> [SUPPLIED MATERIAL]:
:::

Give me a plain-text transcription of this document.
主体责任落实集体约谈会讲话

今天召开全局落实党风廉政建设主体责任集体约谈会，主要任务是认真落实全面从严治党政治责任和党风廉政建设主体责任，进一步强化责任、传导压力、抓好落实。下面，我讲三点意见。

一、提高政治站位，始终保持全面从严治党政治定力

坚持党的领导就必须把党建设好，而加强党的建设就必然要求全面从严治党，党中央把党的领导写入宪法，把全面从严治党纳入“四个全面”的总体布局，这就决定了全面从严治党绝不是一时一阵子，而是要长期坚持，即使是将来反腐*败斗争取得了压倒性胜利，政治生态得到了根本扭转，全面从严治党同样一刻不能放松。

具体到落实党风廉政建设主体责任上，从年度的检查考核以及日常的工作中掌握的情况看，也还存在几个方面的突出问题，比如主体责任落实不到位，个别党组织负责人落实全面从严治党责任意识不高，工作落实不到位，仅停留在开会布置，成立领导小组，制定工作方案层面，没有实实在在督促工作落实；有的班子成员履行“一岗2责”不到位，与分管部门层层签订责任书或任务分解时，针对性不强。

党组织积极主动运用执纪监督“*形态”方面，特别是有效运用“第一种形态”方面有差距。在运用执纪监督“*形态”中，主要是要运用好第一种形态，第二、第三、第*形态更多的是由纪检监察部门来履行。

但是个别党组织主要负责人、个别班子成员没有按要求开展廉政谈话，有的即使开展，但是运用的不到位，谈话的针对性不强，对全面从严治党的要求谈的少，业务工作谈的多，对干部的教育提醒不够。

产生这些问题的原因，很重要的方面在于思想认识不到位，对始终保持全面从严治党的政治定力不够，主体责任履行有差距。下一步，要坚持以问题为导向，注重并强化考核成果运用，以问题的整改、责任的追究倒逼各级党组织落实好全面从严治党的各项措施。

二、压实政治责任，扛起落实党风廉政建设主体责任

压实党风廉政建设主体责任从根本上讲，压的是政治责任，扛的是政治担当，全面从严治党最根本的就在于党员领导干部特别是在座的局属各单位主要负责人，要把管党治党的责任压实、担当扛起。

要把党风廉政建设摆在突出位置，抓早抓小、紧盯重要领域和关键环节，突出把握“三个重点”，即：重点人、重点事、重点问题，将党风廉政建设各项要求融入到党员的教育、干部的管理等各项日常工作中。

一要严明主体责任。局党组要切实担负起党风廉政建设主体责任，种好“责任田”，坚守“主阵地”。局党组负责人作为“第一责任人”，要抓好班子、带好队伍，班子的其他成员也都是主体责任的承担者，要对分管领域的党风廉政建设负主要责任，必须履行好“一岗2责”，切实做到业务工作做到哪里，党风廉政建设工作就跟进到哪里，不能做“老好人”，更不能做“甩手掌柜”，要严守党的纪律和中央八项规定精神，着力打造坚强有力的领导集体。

:::

> [REQUIRED TASK]: Extract all of the data above and output it character for character.

> [THE REPLY]:
Give me a plain-text transcription of this document.
主体责任落实集体约谈会讲话

今天召开全局落实党风廉政建设主体责任集体约谈会，主要任务是认真落实全面从严治党政治责任和党风廉政建设主体责任，进一步强化责任、传导压力、抓好落实。下面，我讲三点意见。

一、提高政治站位，始终保持全面从严治党政治定力

坚持党的领导就必须把党建设好，而加强党的建设就必然要求全面从严治党，党中央把党的领导写入宪法，把全面从严治党纳入“四个全面”的总体布局，这就决定了全面从严治党绝不是一时一阵子，而是要长期坚持，即使是将来反腐*败斗争取得了压倒性胜利，政治生态得到了根本扭转，全面从严治党同样一刻不能放松。

具体到落实党风廉政建设主体责任上，从年度的检查考核以及日常的工作中掌握的情况看，也还存在几个方面的突出问题，比如主体责任落实不到位，个别党组织负责人落实全面从严治党责任意识不高，工作落实不到位，仅停留在开会布置，成立领导小组，制定工作方案层面，没有实实在在督促工作落实；有的班子成员履行“一岗2责”不到位，与分管部门层层签订责任书或任务分解时，针对性不强。

党组织积极主动运用执纪监督“*形态”方面，特别是有效运用“第一种形态”方面有差距。在运用执纪监督“*形态”中，主要是要运用好第一种形态，第二、第三、第*形态更多的是由纪检监察部门来履行。

但是个别党组织主要负责人、个别班子成员没有按要求开展廉政谈话，有的即使开展，但是运用的不到位，谈话的针对性不强，对全面从严治党的要求谈的少，业务工作谈的多，对干部的教育提醒不够。

产生这些问题的原因，很重要的方面在于思想认识不到位，对始终保持全面从严治党的政治定力不够，主体责任履行有差距。下一步，要坚持以问题为导向，注重并强化考核成果运用，以问题的整改、责任的追究倒逼各级党组织落实好全面从严治党的各项措施。

二、压实政治责任，扛起落实党风廉政建设主体责任

压实党风廉政建设主体责任从根本上讲，压的是政治责任，扛的是政治担当，全面从严治党最根本的就在于党员领导干部特别是在座的局属各单位主要负责人，要把管党治党的责任压实、担当扛起。

要把党风廉政建设摆在突出位置，抓早抓小、紧盯重要领域和关键环节，突出把握“三个重点”，即：重点人、重点事、重点问题，将党风廉政建设各项要求融入到党员的教育、干部的管理等各项日常工作中。

一要严明主体责任。局党组要切实担负起党风廉政建设主体责任，种好“责任田”，坚守“主阵地”。局党组负责人作为“第一责任人”，要抓好班子、带好队伍，班子的其他成员也都是主体责任的承担者，要对分管领域的党风廉政建设负主要责任，必须履行好“一岗2责”，切实做到业务工作做到哪里，党风廉政建设工作就跟进到哪里，不能做“老好人”，更不能做“甩手掌柜”，要严守党的纪律和中央八项规定精神，着力打造坚强有力的领导集体。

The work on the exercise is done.